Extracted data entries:
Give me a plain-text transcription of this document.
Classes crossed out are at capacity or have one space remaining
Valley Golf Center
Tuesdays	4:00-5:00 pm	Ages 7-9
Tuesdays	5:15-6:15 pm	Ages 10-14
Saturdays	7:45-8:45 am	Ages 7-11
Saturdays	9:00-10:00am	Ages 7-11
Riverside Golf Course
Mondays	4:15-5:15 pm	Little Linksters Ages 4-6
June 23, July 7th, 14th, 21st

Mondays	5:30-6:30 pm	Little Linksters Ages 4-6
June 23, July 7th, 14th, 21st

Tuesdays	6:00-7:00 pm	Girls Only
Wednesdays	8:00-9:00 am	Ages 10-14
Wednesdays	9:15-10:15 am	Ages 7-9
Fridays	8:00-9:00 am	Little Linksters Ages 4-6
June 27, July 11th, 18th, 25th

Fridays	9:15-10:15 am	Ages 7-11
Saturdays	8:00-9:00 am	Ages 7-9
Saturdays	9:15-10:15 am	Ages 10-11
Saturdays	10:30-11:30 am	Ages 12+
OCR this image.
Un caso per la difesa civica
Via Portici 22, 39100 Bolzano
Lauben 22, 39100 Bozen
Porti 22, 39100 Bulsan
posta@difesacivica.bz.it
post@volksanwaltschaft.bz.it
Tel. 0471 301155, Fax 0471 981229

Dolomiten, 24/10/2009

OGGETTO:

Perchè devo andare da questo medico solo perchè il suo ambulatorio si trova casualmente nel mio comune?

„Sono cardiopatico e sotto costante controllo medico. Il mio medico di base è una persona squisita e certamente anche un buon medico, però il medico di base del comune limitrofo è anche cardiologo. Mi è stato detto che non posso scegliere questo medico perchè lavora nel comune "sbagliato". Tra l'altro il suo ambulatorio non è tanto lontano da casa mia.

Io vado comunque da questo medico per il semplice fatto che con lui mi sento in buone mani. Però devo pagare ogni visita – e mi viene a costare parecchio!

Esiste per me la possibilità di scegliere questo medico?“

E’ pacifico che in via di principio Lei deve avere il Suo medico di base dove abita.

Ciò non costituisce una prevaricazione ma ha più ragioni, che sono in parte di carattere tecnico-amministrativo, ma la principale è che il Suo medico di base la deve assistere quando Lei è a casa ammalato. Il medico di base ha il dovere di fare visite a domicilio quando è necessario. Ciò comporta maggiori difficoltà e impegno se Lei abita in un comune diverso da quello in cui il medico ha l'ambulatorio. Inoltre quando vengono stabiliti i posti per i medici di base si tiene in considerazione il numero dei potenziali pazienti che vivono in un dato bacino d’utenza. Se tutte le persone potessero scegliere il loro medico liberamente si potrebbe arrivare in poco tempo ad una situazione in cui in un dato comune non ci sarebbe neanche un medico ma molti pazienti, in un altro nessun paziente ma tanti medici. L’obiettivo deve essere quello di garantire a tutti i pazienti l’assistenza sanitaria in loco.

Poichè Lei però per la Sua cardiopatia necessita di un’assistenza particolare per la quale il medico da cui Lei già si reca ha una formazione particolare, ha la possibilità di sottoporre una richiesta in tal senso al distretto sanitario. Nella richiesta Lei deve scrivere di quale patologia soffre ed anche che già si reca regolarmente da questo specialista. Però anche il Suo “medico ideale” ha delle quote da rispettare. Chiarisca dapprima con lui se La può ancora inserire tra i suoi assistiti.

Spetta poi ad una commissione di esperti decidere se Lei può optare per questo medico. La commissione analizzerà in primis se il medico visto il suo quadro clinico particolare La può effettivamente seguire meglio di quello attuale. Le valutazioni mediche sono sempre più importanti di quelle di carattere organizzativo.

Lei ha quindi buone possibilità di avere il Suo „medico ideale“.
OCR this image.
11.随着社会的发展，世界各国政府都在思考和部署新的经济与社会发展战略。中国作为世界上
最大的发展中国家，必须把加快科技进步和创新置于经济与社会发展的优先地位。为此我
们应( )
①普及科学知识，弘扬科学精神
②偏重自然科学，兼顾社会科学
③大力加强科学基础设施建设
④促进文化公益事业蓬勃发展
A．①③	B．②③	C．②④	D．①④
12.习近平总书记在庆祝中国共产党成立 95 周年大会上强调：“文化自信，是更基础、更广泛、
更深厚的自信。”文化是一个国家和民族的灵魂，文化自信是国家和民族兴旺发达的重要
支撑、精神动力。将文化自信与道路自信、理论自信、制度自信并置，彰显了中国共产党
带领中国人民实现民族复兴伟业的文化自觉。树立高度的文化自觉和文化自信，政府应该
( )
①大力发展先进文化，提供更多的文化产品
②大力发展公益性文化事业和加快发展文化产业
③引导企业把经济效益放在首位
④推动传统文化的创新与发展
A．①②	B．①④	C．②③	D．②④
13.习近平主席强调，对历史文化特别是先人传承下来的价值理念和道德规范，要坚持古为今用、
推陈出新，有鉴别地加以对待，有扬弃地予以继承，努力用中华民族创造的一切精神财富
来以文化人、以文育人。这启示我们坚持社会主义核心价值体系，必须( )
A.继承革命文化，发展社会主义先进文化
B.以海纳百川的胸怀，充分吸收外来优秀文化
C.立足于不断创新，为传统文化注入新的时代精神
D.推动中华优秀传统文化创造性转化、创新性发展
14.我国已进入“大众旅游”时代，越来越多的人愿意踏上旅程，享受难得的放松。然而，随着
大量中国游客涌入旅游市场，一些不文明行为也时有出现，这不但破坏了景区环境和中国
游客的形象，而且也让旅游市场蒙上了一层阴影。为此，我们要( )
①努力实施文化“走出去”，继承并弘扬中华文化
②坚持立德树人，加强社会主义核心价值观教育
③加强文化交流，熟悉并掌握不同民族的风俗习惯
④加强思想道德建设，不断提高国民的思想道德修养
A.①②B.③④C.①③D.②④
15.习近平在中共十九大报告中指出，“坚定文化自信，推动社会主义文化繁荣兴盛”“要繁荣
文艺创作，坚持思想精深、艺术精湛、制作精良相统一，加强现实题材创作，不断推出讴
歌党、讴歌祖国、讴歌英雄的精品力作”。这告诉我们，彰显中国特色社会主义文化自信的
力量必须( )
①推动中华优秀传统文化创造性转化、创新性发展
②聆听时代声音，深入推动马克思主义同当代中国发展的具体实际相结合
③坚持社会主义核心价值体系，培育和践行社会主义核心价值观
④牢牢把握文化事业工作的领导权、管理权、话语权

Aim of the exercise:
Each line in the entries above that includes the string "Golf" should be extracted.

Finished answer:
Valley Golf Center
Riverside Golf Course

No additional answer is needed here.